(The request):
Gather every line of the items below that contains the word "substrate", matching case exactly.
====== Recorded data ======
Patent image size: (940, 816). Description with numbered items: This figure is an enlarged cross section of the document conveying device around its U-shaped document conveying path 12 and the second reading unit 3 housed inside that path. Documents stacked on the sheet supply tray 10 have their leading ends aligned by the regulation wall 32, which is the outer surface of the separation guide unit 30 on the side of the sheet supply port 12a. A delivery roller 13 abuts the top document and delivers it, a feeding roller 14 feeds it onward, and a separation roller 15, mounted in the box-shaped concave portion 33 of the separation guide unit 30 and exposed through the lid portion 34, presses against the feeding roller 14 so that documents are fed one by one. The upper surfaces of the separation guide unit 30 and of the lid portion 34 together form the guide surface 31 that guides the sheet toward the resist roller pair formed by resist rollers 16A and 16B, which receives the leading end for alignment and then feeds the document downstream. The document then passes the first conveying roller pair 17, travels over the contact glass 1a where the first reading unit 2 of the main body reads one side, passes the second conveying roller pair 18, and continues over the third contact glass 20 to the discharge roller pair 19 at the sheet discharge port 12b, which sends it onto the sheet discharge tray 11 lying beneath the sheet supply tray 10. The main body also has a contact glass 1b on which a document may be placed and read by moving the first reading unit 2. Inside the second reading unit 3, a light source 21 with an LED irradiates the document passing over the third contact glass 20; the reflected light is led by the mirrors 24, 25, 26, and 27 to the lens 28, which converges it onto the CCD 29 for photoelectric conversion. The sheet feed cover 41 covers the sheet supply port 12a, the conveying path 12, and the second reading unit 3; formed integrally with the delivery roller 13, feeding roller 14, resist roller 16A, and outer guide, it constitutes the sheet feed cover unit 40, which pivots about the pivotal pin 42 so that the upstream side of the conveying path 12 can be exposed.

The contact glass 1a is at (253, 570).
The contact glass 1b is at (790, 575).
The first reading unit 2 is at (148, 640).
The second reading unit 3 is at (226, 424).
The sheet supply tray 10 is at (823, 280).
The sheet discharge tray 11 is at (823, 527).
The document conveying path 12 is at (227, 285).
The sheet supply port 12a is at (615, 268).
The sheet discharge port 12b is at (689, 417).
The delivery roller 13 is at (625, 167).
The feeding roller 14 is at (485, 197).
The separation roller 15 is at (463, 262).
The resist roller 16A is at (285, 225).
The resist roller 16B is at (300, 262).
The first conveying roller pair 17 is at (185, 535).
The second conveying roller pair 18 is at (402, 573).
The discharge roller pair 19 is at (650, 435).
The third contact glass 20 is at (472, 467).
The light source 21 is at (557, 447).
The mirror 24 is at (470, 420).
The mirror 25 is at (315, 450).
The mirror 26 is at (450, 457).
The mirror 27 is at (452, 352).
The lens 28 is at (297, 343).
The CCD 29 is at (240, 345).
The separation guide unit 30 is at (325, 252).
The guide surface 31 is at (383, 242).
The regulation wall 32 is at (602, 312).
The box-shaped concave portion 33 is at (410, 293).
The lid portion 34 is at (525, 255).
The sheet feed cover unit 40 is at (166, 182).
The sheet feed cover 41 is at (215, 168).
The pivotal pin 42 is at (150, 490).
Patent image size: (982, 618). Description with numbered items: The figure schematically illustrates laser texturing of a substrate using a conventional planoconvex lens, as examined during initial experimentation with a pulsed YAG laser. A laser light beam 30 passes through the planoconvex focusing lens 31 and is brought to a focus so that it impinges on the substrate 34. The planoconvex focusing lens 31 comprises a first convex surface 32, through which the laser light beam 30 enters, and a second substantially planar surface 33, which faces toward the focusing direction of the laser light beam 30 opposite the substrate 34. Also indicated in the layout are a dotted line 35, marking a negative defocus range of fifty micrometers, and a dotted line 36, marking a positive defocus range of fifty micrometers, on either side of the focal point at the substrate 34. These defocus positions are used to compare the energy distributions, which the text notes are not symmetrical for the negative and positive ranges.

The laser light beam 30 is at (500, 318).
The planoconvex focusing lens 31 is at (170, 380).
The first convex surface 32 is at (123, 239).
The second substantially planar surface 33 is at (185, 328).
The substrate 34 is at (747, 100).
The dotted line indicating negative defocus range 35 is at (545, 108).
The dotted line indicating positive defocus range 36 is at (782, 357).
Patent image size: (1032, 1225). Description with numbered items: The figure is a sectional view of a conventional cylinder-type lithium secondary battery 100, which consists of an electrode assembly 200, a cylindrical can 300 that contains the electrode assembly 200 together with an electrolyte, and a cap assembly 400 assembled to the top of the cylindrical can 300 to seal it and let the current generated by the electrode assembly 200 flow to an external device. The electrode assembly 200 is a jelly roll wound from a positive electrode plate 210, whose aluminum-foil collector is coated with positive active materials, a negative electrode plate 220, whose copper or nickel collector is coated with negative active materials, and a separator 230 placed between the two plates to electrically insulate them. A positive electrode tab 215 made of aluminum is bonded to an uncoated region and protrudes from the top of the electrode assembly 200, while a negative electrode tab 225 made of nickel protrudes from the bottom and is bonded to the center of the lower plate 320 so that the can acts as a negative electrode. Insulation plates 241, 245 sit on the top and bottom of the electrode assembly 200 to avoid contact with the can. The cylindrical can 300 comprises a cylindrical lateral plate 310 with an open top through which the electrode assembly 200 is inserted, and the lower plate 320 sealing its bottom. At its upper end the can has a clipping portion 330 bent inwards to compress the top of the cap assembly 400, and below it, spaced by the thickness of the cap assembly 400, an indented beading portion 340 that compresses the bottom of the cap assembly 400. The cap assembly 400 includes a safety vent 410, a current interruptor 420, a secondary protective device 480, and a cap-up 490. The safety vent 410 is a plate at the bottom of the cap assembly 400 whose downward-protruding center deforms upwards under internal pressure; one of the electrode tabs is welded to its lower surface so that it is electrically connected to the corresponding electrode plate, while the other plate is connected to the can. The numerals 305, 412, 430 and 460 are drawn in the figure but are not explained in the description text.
======
(Result of this exercise):
Patent image size: (982, 618). Description with numbered items: The figure schematically illustrates laser texturing of a substrate using a conventional planoconvex lens, as examined during initial experimentation with a pulsed YAG laser. A laser light beam 30 passes through the planoconvex focusing lens 31 and is brought to a focus so that it impinges on the substrate 34. The planoconvex focusing lens 31 comprises a first convex surface 32, through which the laser light beam 30 enters, and a second substantially planar surface 33, which faces toward the focusing direction of the laser light beam 30 opposite the substrate 34. Also indicated in the layout are a dotted line 35, marking a negative defocus range of fifty micrometers, and a dotted line 36, marking a positive defocus range of fifty micrometers, on either side of the focal point at the substrate 34. These defocus positions are used to compare the energy distributions, which the text notes are not symmetrical for the negative and positive ranges.
The substrate 34 is at (747, 100).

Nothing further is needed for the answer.